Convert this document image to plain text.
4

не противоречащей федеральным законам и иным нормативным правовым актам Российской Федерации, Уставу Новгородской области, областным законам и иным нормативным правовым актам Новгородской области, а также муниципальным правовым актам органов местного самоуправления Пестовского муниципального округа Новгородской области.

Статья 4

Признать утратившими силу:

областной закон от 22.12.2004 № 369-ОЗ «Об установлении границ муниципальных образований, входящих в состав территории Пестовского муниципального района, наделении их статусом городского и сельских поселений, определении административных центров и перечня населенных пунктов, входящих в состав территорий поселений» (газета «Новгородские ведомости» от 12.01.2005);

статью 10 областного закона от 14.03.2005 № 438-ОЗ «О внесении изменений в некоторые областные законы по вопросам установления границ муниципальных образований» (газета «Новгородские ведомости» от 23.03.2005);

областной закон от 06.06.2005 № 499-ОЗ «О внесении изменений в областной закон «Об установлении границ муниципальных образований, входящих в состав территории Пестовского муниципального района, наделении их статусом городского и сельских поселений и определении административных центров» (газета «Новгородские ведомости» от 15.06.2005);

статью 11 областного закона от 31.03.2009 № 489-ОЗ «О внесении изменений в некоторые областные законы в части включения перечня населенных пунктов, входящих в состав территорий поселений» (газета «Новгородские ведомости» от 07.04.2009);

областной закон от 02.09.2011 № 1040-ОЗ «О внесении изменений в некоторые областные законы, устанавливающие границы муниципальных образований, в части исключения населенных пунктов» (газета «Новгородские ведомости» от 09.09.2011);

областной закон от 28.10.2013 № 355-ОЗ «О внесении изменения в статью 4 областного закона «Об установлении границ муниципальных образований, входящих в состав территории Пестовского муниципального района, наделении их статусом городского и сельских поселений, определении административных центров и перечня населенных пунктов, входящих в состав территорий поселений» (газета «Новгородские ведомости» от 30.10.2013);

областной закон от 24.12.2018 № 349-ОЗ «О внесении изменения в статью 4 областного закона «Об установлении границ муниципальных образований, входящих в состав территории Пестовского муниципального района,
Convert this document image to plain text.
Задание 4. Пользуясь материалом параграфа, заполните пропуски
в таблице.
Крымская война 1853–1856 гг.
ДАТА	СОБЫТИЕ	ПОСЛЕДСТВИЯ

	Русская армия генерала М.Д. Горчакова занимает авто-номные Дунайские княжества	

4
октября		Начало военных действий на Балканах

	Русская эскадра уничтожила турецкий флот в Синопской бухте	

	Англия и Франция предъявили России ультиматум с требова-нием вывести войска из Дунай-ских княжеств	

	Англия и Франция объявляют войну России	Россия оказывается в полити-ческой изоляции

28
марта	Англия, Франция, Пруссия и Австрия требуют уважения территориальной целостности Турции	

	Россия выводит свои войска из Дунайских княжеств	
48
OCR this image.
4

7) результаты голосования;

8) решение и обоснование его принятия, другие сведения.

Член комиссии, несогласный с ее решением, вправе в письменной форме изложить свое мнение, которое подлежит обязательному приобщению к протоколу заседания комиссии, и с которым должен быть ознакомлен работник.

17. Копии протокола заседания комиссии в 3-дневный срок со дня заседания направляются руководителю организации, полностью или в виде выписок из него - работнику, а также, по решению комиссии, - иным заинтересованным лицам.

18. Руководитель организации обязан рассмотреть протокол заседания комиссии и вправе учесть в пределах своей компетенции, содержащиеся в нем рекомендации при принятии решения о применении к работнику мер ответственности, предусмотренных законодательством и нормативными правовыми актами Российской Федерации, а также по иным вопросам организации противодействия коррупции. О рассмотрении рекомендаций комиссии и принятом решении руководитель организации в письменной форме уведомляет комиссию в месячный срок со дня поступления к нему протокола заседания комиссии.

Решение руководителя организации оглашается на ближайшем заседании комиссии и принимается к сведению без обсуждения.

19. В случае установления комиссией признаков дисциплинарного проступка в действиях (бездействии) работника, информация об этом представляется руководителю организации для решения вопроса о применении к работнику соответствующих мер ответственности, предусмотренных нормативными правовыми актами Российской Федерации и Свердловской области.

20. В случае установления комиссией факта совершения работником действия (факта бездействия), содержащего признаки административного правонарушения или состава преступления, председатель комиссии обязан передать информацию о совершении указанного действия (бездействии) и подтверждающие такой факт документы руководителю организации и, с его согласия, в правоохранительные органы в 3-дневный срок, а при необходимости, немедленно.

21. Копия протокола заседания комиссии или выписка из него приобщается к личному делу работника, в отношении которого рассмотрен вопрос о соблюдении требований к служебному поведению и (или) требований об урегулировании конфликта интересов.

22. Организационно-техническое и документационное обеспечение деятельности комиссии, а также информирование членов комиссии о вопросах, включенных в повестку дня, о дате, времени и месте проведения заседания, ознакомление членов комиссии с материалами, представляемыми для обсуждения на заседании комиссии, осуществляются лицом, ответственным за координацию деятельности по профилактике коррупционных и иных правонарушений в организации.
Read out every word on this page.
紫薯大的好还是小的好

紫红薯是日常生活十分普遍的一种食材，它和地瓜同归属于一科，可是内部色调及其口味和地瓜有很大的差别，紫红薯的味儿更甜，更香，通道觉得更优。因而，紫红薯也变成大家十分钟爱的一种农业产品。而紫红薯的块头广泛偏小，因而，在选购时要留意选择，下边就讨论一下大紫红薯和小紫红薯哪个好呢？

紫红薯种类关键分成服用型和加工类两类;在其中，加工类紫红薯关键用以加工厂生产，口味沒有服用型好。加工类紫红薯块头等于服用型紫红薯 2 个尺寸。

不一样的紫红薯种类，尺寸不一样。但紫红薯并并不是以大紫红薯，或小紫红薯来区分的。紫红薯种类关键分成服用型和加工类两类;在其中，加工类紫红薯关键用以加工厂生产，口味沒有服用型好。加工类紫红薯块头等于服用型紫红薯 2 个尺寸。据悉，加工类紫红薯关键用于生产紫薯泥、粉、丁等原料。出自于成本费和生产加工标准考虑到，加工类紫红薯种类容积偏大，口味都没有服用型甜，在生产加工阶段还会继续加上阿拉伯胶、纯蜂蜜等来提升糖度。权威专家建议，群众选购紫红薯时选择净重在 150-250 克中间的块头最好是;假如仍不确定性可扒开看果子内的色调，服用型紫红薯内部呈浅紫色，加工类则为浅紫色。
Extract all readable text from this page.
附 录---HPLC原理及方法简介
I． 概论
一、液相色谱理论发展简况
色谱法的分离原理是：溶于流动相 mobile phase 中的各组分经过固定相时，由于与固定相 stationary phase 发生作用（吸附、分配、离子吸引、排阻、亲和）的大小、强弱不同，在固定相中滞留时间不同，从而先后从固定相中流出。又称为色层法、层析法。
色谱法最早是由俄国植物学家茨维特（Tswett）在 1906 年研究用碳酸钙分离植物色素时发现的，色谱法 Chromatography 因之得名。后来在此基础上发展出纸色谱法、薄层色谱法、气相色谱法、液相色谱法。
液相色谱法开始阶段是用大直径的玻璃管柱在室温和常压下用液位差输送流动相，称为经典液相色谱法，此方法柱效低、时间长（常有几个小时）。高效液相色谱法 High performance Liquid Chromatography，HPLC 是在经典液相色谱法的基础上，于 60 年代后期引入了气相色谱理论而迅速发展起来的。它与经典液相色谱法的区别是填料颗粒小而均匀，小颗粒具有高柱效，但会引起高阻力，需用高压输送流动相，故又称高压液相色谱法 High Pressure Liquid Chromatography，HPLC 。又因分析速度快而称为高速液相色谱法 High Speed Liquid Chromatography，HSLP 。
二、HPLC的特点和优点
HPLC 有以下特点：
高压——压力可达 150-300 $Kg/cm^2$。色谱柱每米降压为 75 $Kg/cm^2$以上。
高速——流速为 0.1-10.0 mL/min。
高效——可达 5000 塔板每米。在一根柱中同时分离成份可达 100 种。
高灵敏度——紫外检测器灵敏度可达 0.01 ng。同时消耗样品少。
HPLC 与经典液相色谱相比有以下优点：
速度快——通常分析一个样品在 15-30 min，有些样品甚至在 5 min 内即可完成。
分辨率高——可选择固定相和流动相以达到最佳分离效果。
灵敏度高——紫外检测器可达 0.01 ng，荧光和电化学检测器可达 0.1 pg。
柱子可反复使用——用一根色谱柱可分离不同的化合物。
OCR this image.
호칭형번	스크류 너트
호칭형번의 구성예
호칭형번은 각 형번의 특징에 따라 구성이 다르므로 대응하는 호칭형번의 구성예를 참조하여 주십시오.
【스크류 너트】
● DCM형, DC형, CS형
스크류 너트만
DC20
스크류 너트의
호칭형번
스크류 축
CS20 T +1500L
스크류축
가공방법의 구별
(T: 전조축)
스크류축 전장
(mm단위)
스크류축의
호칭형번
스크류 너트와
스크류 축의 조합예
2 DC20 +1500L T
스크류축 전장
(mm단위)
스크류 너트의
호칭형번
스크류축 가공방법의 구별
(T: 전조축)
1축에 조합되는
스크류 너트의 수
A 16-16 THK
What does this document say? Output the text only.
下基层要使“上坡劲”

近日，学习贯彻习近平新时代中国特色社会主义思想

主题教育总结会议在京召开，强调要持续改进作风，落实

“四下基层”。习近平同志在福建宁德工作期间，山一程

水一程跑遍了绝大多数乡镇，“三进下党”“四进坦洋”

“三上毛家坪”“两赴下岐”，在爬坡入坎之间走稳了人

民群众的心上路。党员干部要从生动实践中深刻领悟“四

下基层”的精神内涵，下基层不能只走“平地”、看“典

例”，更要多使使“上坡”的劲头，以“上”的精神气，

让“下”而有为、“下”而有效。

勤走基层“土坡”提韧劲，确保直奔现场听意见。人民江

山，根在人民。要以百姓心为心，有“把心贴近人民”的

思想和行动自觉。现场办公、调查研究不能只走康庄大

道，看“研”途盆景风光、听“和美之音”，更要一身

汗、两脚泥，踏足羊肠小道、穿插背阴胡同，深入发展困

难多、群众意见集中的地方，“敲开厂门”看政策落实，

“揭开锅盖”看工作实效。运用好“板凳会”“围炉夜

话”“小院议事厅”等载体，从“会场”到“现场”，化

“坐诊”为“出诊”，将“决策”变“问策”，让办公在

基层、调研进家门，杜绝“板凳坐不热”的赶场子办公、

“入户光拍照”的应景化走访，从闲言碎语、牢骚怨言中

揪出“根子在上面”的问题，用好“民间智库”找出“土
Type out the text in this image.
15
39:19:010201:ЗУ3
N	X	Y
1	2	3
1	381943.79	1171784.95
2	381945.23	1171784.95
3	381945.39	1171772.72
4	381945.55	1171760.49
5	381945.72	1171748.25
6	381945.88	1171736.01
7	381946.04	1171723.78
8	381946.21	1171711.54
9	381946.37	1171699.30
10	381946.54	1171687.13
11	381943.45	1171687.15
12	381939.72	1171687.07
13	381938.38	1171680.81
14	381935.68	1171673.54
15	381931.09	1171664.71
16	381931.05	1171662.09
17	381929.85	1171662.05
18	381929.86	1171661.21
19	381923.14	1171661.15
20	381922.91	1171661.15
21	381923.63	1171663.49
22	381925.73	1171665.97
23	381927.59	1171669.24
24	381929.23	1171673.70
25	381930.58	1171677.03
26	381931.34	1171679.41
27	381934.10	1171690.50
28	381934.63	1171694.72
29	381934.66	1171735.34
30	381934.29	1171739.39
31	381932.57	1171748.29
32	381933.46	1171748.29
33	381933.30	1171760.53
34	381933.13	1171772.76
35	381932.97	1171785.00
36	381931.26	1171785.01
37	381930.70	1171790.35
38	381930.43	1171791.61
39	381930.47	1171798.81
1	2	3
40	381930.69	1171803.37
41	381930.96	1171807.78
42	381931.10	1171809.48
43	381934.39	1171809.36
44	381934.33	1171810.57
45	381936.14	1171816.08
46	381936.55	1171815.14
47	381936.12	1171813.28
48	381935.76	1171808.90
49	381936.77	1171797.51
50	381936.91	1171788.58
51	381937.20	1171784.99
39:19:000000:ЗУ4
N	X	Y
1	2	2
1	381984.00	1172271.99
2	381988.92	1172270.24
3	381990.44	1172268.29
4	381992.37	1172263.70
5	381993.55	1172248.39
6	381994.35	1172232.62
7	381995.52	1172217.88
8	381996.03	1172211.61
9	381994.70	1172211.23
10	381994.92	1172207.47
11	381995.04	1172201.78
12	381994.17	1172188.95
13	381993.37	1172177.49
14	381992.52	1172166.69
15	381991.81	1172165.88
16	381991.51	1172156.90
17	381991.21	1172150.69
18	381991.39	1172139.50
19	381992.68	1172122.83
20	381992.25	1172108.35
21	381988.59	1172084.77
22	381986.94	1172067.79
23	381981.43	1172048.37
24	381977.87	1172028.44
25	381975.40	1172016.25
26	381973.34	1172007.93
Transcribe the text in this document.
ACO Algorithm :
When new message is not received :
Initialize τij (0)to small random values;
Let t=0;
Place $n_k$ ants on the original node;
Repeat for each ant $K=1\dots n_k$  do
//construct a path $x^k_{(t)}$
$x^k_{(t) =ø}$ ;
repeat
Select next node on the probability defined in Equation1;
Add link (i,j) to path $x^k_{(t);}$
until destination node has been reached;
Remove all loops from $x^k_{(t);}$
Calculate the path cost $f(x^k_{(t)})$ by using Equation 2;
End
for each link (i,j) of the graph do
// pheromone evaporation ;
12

**Directions**
Count every line above that holds the string "законы" and give the total, nothing more.

**Expected output**
3